TASK OBJECTIVE — In the entries below, count every line with the string "euch". State the count and nothing else.

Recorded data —
※

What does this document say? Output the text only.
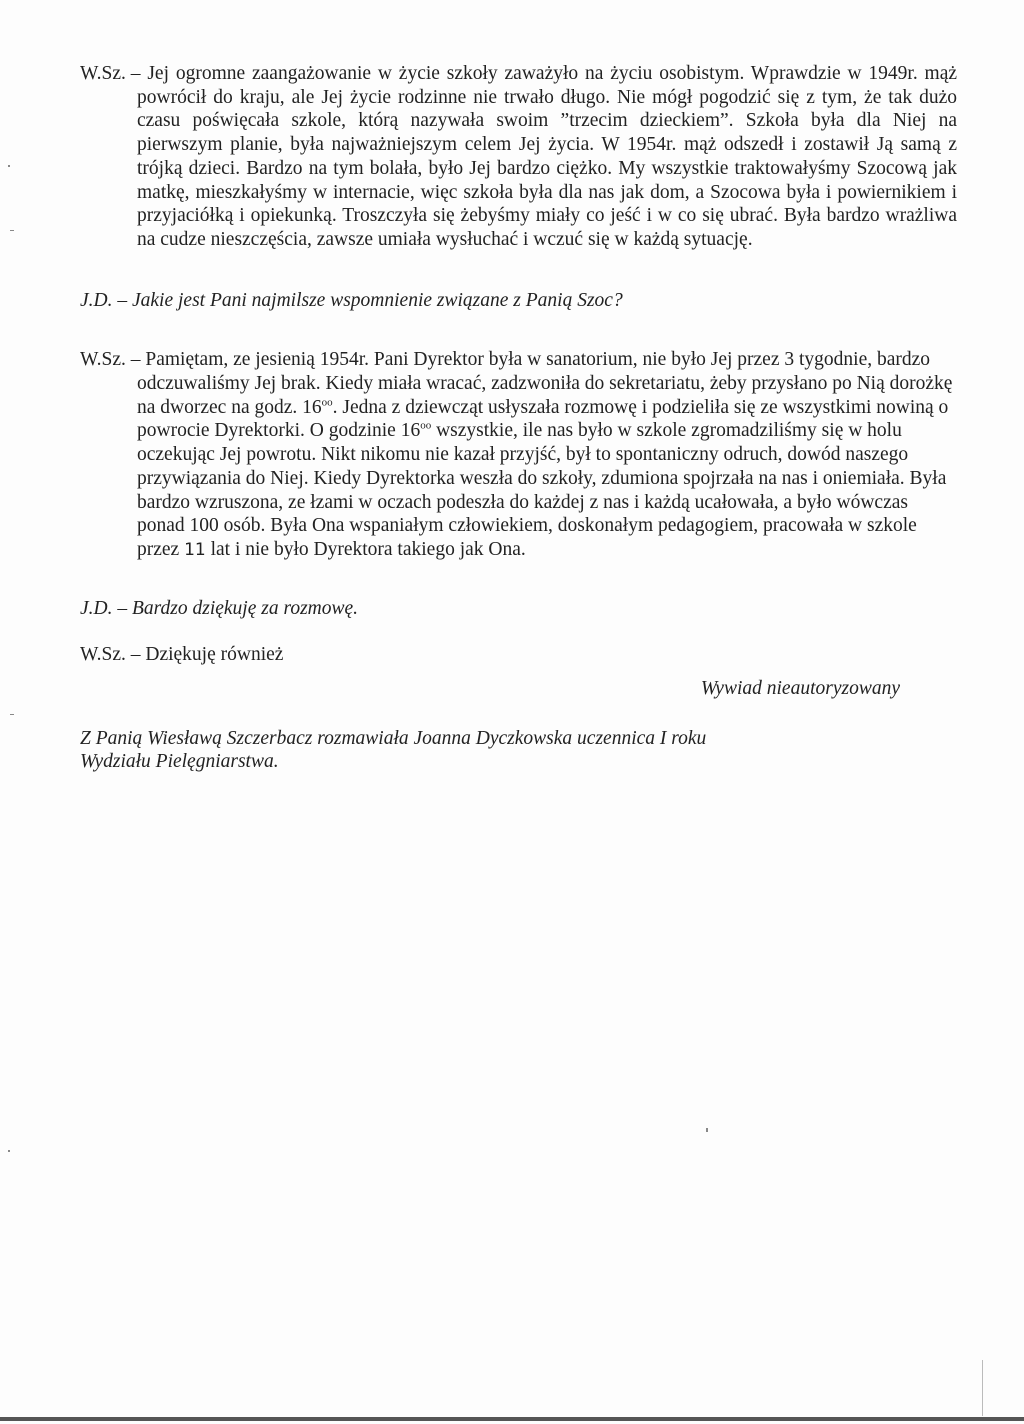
W.Sz. – Jej ogromne zaangażowanie w życie szkoły zaważyło na życiu osobistym. Wprawdzie w 1949r. mąż powrócił do kraju, ale Jej życie rodzinne nie trwało długo. Nie mógł pogodzić się z tym, że tak dużo czasu poświęcała szkole, którą nazywała swoim ”trzecim dzieckiem”. Szkoła była dla Niej na pierwszym planie, była najważniejszym celem Jej życia. W 1954r. mąż odszedł i zostawił Ją samą z trójką dzieci. Bardzo na tym bolała, było Jej bardzo ciężko. My wszystkie traktowałyśmy Szocową jak matkę, mieszkałyśmy w internacie, więc szkoła była dla nas jak dom, a Szocowa była i powiernikiem i przyjaciółką i opiekunką. Troszczyła się żebyśmy miały co jeść i w co się ubrać. Była bardzo wrażliwa na cudze nieszczęścia, zawsze umiała wysłuchać i wczuć się w każdą sytuację.

J.D. – Jakie jest Pani najmilsze wspomnienie związane z Panią Szoc?

W.Sz. – Pamiętam, ze jesienią 1954r. Pani Dyrektor była w sanatorium, nie było Jej przez 3 tygodnie, bardzo odczuwaliśmy Jej brak. Kiedy miała wracać, zadzwoniła do sekretariatu, żeby przysłano po Nią dorożkę na dworzec na godz. $16^{oo}$. Jedna z dziewcząt usłyszała rozmowę i podzieliła się ze wszystkimi nowiną o powrocie Dyrektorki. O godzinie $16^{oo}$ wszystkie, ile nas było w szkole zgromadziliśmy się w holu oczekując Jej powrotu. Nikt nikomu nie kazał przyjść, był to spontaniczny odruch, dowód naszego przywiązania do Niej. Kiedy Dyrektorka weszła do szkoły, zdumiona spojrzała na nas i oniemiała. Była bardzo wzruszona, ze łzami w oczach podeszła do każdej z nas i każdą ucałowała, a było wówczas ponad 100 osób. Była Ona wspaniałym człowiekiem, doskonałym pedagogiem, pracowała w szkole przez 11 lat i nie było Dyrektora takiego jak Ona.

J.D. – Bardzo dziękuję za rozmowę.

W.Sz. – Dziękuję również

Wywiad nieautoryzowany

Z Panią Wiesławą Szczerbacz rozmawiała Joanna Dyczkowska uczennica I roku Wydziału Pielęgniarstwa.
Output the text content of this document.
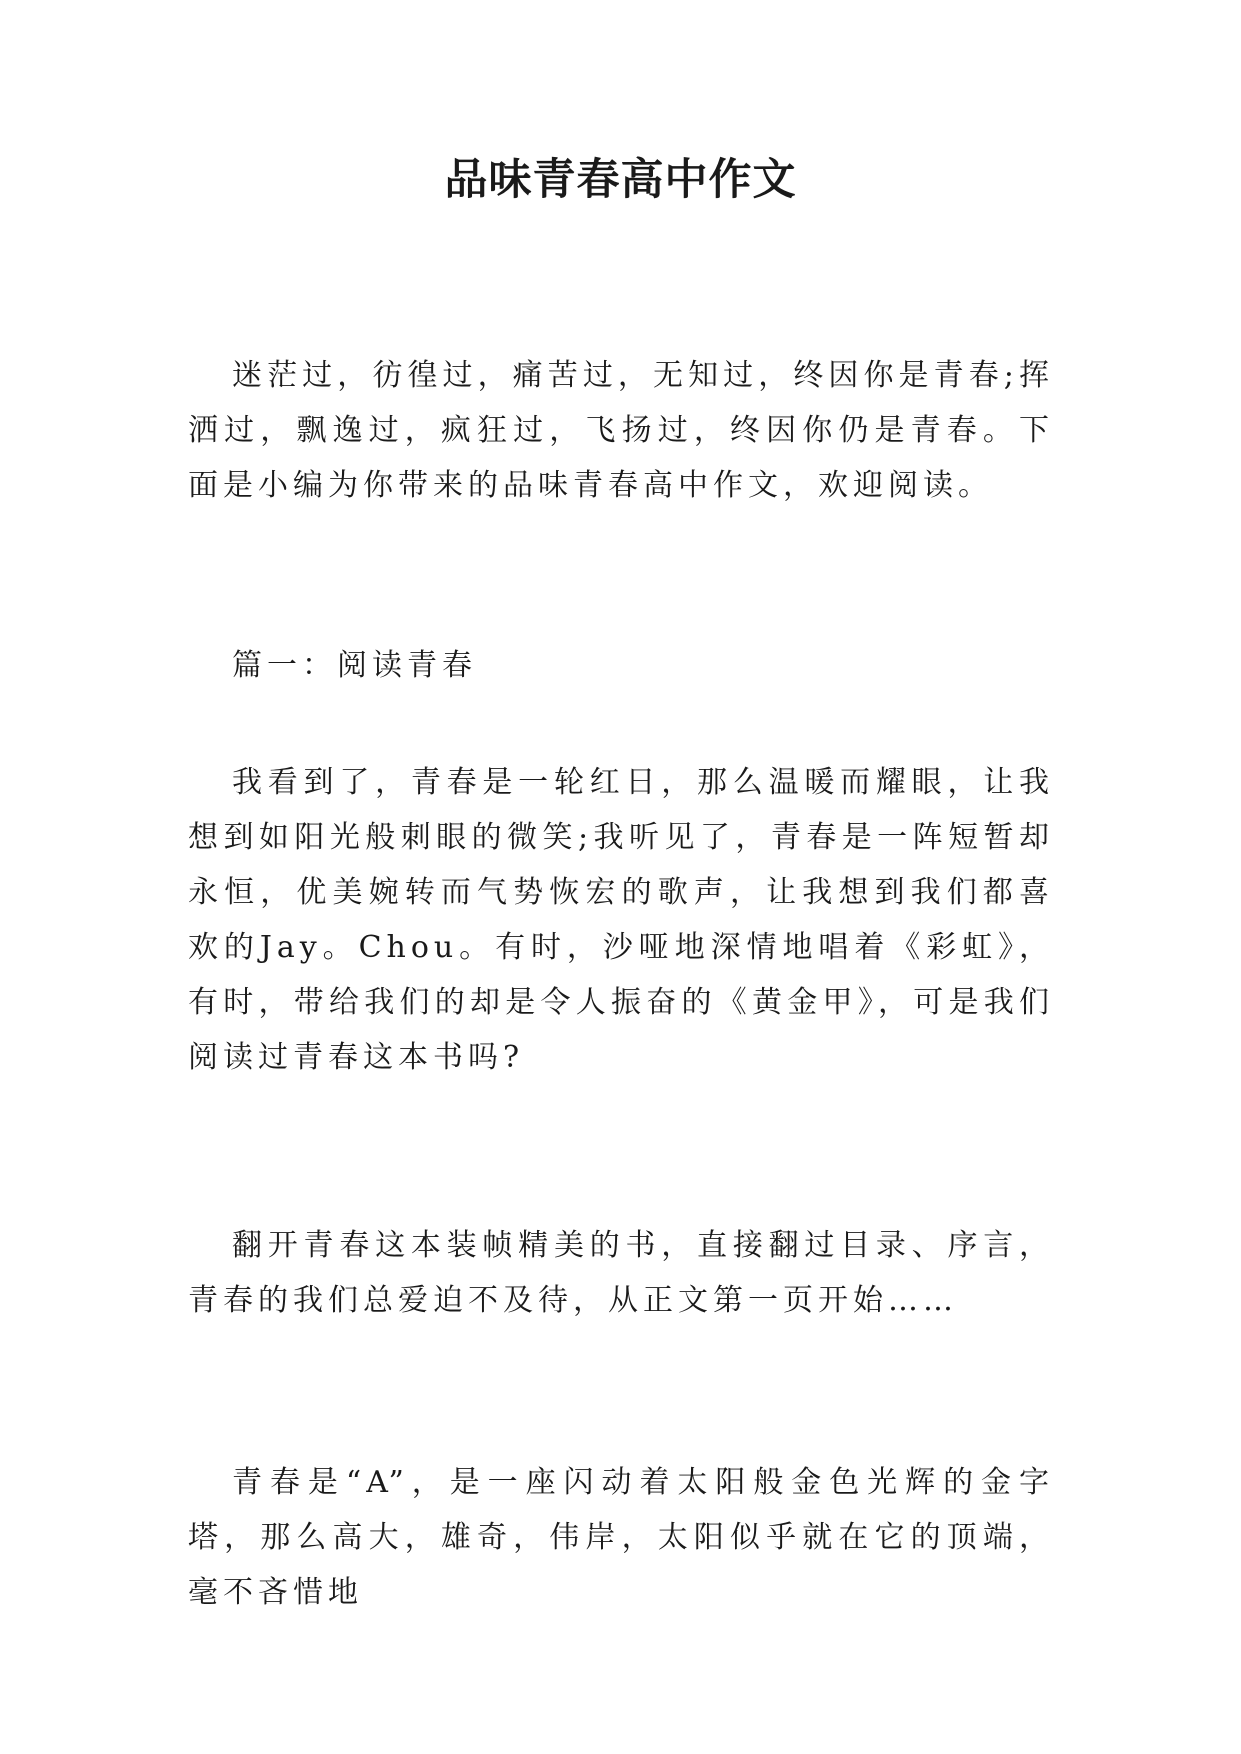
品味青春高中作文

迷茫过，彷徨过，痛苦过，无知过，终因你是青春;挥洒过，飘逸过，疯狂过，飞扬过，终因你仍是青春。下面是小编为你带来的品味青春高中作文，欢迎阅读。

篇一：阅读青春

我看到了，青春是一轮红日，那么温暖而耀眼，让我想到如阳光般刺眼的微笑;我听见了，青春是一阵短暂却永恒，优美婉转而气势恢宏的歌声，让我想到我们都喜欢的Jay。Chou。有时，沙哑地深情地唱着《彩虹》，有时，带给我们的却是令人振奋的《黄金甲》，可是我们阅读过青春这本书吗?

翻开青春这本装帧精美的书，直接翻过目录、序言，青春的我们总爱迫不及待，从正文第一页开始……

青春是“A”，是一座闪动着太阳般金色光辉的金字塔，那么高大，雄奇，伟岸，太阳似乎就在它的顶端，毫不吝惜地
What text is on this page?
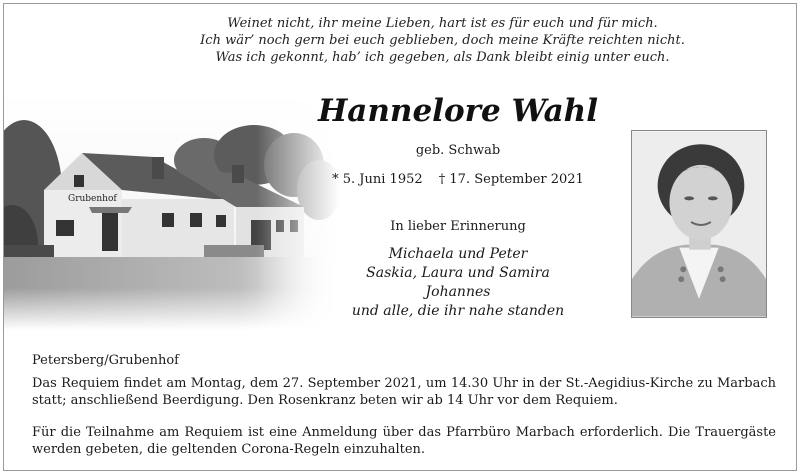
Weinet nicht, ihr meine Lieben, hart ist es für euch und für mich.
Ich wär’ noch gern bei euch geblieben, doch meine Kräfte reichten nicht.
Was ich gekonnt, hab’ ich gegeben, als Dank bleibt einig unter euch.
Hannelore Wahl
geb. Schwab
* 5. Juni 1952 † 17. September 2021
In lieber Erinnerung
Michaela und Peter
Saskia, Laura und Samira
Johannes
und alle, die ihr nahe standen
Petersberg/Grubenhof
Das Requiem findet am Montag, dem 27. September 2021, um 14.30 Uhr in der St.-Aegidius-Kirche zu Marbach statt; anschließend Beerdigung. Den Rosenkranz beten wir ab 14 Uhr vor dem Requiem.
Für die Teilnahme am Requiem ist eine Anmeldung über das Pfarrbüro Marbach erforderlich. Die Trauergäste werden gebeten, die geltenden Corona-Regeln einzuhalten.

※

RESULT FOR THIS EXERCISE — 3